-- Start of MATERIAL FOR THE TASK --
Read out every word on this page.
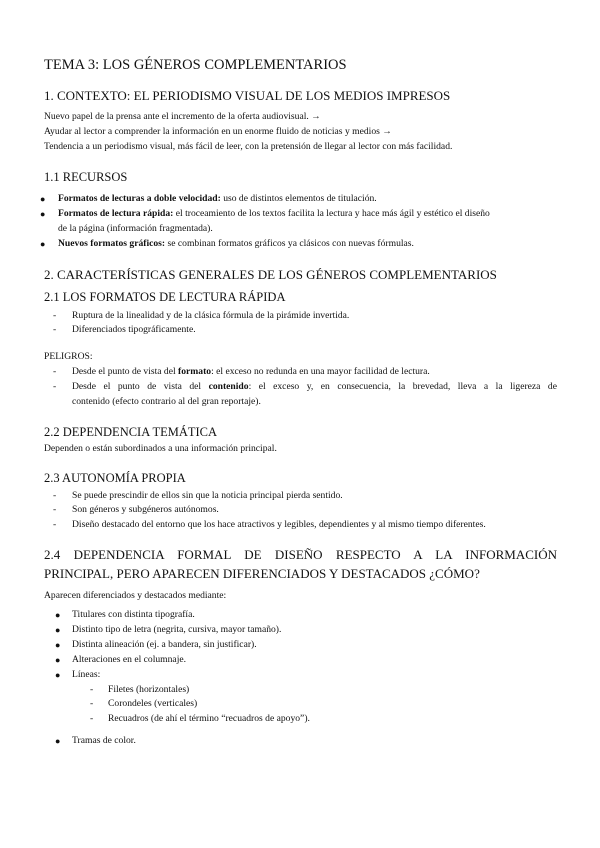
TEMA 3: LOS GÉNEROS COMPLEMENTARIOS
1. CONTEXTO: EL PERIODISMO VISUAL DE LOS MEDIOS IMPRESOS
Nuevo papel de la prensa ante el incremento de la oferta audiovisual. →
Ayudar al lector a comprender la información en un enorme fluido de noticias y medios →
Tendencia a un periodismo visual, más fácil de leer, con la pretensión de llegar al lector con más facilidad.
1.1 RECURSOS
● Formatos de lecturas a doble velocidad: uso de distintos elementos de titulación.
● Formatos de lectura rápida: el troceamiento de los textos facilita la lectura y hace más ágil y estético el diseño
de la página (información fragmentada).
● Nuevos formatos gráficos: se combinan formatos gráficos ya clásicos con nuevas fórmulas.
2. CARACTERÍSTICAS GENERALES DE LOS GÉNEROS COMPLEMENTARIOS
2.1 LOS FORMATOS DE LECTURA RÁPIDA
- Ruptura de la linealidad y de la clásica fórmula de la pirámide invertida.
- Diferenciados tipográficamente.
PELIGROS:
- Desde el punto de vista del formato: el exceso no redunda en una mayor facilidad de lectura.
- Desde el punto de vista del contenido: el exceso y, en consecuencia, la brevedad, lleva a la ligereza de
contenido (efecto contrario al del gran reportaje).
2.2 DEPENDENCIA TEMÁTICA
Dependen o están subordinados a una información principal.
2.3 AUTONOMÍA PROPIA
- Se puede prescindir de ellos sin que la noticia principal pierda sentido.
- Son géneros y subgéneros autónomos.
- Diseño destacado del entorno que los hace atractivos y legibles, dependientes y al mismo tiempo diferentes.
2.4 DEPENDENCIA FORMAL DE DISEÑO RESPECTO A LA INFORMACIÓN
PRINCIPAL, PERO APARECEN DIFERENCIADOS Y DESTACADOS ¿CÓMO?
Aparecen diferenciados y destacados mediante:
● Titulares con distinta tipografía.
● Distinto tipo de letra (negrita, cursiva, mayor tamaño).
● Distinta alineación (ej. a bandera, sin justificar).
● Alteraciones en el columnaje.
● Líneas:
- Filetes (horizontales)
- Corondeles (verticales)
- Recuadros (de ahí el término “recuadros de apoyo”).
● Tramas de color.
-- End of MATERIAL FOR THE TASK --
#### DIRECTIONS
Print each record exactly as it stands, leaving the images out.

#### RESULT FOR THIS EXERCISE
Read out every word on this page.
TEMA 3: LOS GÉNEROS COMPLEMENTARIOS
1. CONTEXTO: EL PERIODISMO VISUAL DE LOS MEDIOS IMPRESOS
Nuevo papel de la prensa ante el incremento de la oferta audiovisual. →
Ayudar al lector a comprender la información en un enorme fluido de noticias y medios →
Tendencia a un periodismo visual, más fácil de leer, con la pretensión de llegar al lector con más facilidad.
1.1 RECURSOS
● Formatos de lecturas a doble velocidad: uso de distintos elementos de titulación.
● Formatos de lectura rápida: el troceamiento de los textos facilita la lectura y hace más ágil y estético el diseño
de la página (información fragmentada).
● Nuevos formatos gráficos: se combinan formatos gráficos ya clásicos con nuevas fórmulas.
2. CARACTERÍSTICAS GENERALES DE LOS GÉNEROS COMPLEMENTARIOS
2.1 LOS FORMATOS DE LECTURA RÁPIDA
- Ruptura de la linealidad y de la clásica fórmula de la pirámide invertida.
- Diferenciados tipográficamente.
PELIGROS:
- Desde el punto de vista del formato: el exceso no redunda en una mayor facilidad de lectura.
- Desde el punto de vista del contenido: el exceso y, en consecuencia, la brevedad, lleva a la ligereza de
contenido (efecto contrario al del gran reportaje).
2.2 DEPENDENCIA TEMÁTICA
Dependen o están subordinados a una información principal.
2.3 AUTONOMÍA PROPIA
- Se puede prescindir de ellos sin que la noticia principal pierda sentido.
- Son géneros y subgéneros autónomos.
- Diseño destacado del entorno que los hace atractivos y legibles, dependientes y al mismo tiempo diferentes.
2.4 DEPENDENCIA FORMAL DE DISEÑO RESPECTO A LA INFORMACIÓN
PRINCIPAL, PERO APARECEN DIFERENCIADOS Y DESTACADOS ¿CÓMO?
Aparecen diferenciados y destacados mediante:
● Titulares con distinta tipografía.
● Distinto tipo de letra (negrita, cursiva, mayor tamaño).
● Distinta alineación (ej. a bandera, sin justificar).
● Alteraciones en el columnaje.
● Líneas:
- Filetes (horizontales)
- Corondeles (verticales)
- Recuadros (de ahí el término “recuadros de apoyo”).
● Tramas de color.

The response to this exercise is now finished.